### [Data entries]
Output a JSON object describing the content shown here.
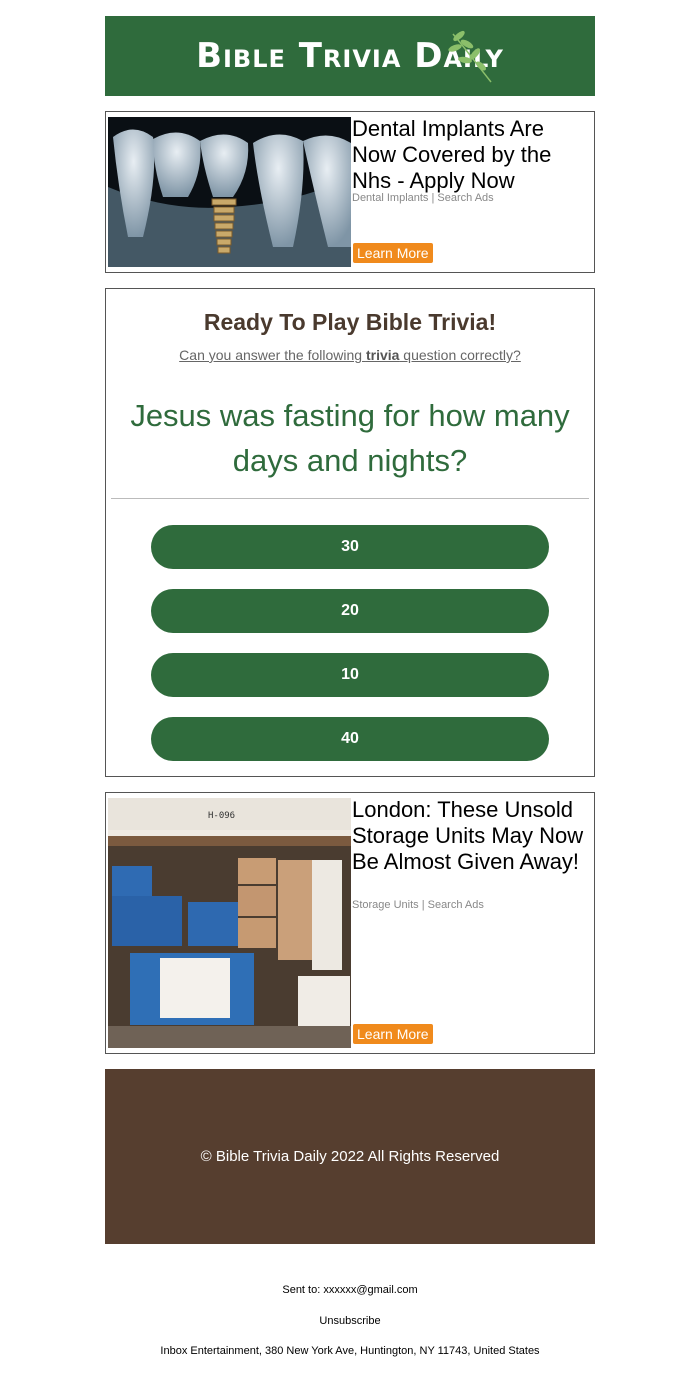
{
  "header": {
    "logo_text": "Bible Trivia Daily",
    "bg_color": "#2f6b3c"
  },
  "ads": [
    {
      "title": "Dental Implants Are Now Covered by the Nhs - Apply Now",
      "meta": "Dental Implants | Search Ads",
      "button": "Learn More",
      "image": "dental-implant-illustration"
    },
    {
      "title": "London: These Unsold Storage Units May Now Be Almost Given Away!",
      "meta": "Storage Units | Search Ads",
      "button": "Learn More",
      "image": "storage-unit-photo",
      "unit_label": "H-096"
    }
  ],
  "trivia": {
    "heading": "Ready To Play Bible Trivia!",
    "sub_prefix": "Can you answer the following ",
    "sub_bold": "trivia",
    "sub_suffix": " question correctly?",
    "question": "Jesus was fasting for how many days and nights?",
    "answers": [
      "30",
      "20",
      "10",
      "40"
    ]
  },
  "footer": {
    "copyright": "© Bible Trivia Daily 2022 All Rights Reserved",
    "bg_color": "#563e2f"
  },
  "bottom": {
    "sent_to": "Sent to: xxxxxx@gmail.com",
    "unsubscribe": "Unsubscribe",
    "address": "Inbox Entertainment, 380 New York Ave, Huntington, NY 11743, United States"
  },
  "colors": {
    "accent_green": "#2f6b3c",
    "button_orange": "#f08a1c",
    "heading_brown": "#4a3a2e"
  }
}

### [Exercise instructions]
Search the lines above for the string "meta", then show every one that has it.

### [Task response]
      "meta": "Dental Implants | Search Ads",
      "meta": "Storage Units | Search Ads",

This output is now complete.